# WHAT YOU ARE ASKED TO DO:
The listing below must be repeated word for word, with its images excluded.

# ENTRIES PROVIDED:
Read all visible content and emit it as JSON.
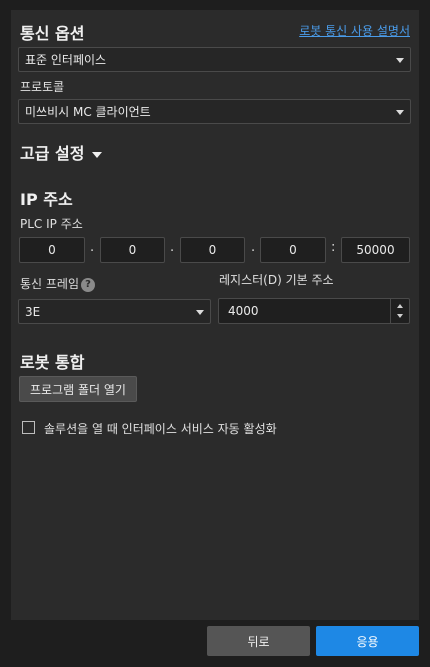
{
  "comm": {
    "title": "통신 옵션",
    "manual_link": "로봇 통신 사용 설명서",
    "interface_value": "표준 인터페이스",
    "protocol_label": "프로토콜",
    "protocol_value": "미쓰비시 MC 클라이언트"
  },
  "advanced": {
    "title": "고급 설정"
  },
  "ip": {
    "title": "IP 주소",
    "plc_label": "PLC IP 주소",
    "octets": [
      "0",
      "0",
      "0",
      "0"
    ],
    "port": "50000"
  },
  "frame": {
    "label": "통신 프레임",
    "help": "?",
    "value": "3E"
  },
  "register": {
    "label": "레지스터(D) 기본 주소",
    "value": "4000"
  },
  "robot": {
    "title": "로봇 통합",
    "open_folder": "프로그램 폴더 열기",
    "auto_activate_label": "솔루션을 열 때 인터페이스 서비스 자동 활성화",
    "auto_activate_checked": false
  },
  "footer": {
    "back": "뒤로",
    "apply": "응용"
  },
  "colors": {
    "accent": "#1e88e5",
    "link": "#4a9be8",
    "panel": "#2b2b2b",
    "background": "#1e1e1e"
  }
}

# EXERCISE ANSWER:
Read all visible content and emit it as JSON.
{
  "comm": {
    "title": "통신 옵션",
    "manual_link": "로봇 통신 사용 설명서",
    "interface_value": "표준 인터페이스",
    "protocol_label": "프로토콜",
    "protocol_value": "미쓰비시 MC 클라이언트"
  },
  "advanced": {
    "title": "고급 설정"
  },
  "ip": {
    "title": "IP 주소",
    "plc_label": "PLC IP 주소",
    "octets": [
      "0",
      "0",
      "0",
      "0"
    ],
    "port": "50000"
  },
  "frame": {
    "label": "통신 프레임",
    "help": "?",
    "value": "3E"
  },
  "register": {
    "label": "레지스터(D) 기본 주소",
    "value": "4000"
  },
  "robot": {
    "title": "로봇 통합",
    "open_folder": "프로그램 폴더 열기",
    "auto_activate_label": "솔루션을 열 때 인터페이스 서비스 자동 활성화",
    "auto_activate_checked": false
  },
  "footer": {
    "back": "뒤로",
    "apply": "응용"
  },
  "colors": {
    "accent": "#1e88e5",
    "link": "#4a9be8",
    "panel": "#2b2b2b",
    "background": "#1e1e1e"
  }
}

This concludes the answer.